• _Records_
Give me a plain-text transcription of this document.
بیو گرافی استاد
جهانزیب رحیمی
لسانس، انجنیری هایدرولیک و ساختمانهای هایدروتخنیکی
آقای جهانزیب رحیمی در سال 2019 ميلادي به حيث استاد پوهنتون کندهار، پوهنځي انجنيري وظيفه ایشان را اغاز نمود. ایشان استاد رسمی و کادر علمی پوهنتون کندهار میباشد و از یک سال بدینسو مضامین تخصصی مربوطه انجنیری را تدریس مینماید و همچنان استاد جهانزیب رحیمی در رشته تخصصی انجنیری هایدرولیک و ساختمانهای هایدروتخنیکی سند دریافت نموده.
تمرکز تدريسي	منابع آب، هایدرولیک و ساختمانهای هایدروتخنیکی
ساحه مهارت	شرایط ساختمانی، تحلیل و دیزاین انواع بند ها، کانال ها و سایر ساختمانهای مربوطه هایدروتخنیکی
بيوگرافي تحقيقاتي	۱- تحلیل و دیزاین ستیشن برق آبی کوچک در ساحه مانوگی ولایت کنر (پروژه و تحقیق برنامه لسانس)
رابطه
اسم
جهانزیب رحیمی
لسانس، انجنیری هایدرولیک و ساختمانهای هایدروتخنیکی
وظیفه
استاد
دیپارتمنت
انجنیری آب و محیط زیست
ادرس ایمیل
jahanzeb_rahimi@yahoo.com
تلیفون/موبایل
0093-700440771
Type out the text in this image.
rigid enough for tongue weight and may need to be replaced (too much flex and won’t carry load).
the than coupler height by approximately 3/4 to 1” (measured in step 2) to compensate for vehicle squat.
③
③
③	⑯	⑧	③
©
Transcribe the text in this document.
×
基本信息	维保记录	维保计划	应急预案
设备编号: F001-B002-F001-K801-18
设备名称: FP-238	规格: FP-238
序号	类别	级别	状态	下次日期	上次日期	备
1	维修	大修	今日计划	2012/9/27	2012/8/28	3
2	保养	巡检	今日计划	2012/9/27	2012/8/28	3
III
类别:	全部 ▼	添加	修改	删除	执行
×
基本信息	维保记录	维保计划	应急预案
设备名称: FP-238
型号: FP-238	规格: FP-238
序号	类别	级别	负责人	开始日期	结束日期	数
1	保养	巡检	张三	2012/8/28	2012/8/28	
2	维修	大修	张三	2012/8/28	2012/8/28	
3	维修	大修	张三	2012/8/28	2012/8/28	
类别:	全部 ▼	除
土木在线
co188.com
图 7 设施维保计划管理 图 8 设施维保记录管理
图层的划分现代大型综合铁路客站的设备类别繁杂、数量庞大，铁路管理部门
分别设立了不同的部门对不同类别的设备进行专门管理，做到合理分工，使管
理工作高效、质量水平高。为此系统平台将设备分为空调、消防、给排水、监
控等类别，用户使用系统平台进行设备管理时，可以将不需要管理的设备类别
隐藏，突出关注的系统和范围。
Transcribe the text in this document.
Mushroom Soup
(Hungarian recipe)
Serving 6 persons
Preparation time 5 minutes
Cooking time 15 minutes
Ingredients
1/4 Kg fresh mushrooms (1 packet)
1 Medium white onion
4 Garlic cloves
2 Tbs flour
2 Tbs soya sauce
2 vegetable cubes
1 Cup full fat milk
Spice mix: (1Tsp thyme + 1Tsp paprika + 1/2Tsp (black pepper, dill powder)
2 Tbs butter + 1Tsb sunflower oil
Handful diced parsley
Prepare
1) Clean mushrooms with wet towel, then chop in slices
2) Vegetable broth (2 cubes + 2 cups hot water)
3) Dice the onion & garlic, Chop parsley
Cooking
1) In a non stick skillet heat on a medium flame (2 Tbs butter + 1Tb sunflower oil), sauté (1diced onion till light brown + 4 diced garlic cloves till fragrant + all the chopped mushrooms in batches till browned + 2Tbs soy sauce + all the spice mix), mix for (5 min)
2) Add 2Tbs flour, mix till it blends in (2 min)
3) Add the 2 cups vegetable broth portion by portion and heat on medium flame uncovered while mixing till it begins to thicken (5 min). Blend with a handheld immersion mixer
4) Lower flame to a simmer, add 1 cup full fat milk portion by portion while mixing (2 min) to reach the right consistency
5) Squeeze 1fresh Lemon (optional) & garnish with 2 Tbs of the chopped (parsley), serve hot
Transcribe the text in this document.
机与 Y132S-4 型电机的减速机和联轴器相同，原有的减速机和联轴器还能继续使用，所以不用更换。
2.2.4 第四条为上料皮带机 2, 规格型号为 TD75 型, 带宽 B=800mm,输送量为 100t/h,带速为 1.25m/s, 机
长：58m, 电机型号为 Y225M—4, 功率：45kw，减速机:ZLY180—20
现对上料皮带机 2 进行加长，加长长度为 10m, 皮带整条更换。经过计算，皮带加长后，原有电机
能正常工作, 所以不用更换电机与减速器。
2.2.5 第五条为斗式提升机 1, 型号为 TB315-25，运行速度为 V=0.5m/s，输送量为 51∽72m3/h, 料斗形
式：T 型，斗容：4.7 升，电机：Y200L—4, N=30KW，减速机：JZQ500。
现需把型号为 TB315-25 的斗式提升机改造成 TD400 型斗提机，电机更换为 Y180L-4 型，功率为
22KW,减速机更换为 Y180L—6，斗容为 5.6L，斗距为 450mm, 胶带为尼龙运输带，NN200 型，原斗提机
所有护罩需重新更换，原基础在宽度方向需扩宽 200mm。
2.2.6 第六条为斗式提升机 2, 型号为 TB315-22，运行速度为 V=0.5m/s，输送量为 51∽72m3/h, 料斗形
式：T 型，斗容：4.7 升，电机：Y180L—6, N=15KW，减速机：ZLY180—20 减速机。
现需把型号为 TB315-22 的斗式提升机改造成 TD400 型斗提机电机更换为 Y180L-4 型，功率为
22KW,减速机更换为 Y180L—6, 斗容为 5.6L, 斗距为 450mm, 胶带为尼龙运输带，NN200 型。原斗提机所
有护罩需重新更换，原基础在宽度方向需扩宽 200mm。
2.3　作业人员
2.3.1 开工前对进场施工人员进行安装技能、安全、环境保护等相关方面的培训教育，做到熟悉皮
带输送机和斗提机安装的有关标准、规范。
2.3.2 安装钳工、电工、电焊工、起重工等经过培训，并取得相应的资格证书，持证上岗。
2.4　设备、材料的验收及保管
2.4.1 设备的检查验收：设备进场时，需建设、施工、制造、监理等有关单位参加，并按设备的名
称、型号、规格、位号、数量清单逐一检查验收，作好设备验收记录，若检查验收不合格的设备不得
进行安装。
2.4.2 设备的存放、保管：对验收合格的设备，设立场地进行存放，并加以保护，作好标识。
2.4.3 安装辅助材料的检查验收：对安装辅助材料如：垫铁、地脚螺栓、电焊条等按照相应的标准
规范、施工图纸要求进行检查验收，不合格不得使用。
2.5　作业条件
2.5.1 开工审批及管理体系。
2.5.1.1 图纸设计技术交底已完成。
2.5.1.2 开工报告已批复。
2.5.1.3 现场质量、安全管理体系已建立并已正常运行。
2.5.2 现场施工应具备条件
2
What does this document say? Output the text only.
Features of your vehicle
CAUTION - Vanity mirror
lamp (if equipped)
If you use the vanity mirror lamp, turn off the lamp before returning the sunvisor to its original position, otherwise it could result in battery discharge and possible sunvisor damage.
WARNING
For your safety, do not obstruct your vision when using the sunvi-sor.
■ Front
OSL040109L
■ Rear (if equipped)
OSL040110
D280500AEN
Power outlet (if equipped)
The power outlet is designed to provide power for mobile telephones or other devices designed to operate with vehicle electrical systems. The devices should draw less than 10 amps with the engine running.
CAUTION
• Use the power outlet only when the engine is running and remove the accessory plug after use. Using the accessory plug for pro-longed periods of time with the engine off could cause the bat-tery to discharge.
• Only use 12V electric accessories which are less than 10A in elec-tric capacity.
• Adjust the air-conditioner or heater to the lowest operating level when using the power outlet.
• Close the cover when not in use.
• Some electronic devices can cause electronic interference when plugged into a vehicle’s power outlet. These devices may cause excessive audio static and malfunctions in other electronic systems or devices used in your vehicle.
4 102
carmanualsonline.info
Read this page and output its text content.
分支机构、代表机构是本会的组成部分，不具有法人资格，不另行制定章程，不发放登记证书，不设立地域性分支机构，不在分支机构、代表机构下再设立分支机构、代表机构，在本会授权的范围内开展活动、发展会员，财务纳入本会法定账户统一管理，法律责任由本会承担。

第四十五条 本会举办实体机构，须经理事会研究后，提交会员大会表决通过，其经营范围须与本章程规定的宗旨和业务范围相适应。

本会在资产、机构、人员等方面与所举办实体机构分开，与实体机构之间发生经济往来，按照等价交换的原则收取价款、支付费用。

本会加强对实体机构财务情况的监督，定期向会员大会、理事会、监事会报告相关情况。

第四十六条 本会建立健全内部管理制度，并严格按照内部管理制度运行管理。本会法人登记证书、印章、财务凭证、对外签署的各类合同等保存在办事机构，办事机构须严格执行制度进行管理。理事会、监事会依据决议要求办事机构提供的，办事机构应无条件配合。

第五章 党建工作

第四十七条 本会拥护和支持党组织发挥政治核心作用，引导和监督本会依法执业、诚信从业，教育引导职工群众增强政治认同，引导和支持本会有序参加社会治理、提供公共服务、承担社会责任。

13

• _Exercise description_
Your task is to reproduce, exactly and exclusively, the lines from the one holding "Read this page and output its text content." through the final line of the listing.

• _Final result_
Read this page and output its text content.
分支机构、代表机构是本会的组成部分，不具有法人资格，不另行制定章程，不发放登记证书，不设立地域性分支机构，不在分支机构、代表机构下再设立分支机构、代表机构，在本会授权的范围内开展活动、发展会员，财务纳入本会法定账户统一管理，法律责任由本会承担。

第四十五条 本会举办实体机构，须经理事会研究后，提交会员大会表决通过，其经营范围须与本章程规定的宗旨和业务范围相适应。

本会在资产、机构、人员等方面与所举办实体机构分开，与实体机构之间发生经济往来，按照等价交换的原则收取价款、支付费用。

本会加强对实体机构财务情况的监督，定期向会员大会、理事会、监事会报告相关情况。

第四十六条 本会建立健全内部管理制度，并严格按照内部管理制度运行管理。本会法人登记证书、印章、财务凭证、对外签署的各类合同等保存在办事机构，办事机构须严格执行制度进行管理。理事会、监事会依据决议要求办事机构提供的，办事机构应无条件配合。

第五章 党建工作

第四十七条 本会拥护和支持党组织发挥政治核心作用，引导和监督本会依法执业、诚信从业，教育引导职工群众增强政治认同，引导和支持本会有序参加社会治理、提供公共服务、承担社会责任。

13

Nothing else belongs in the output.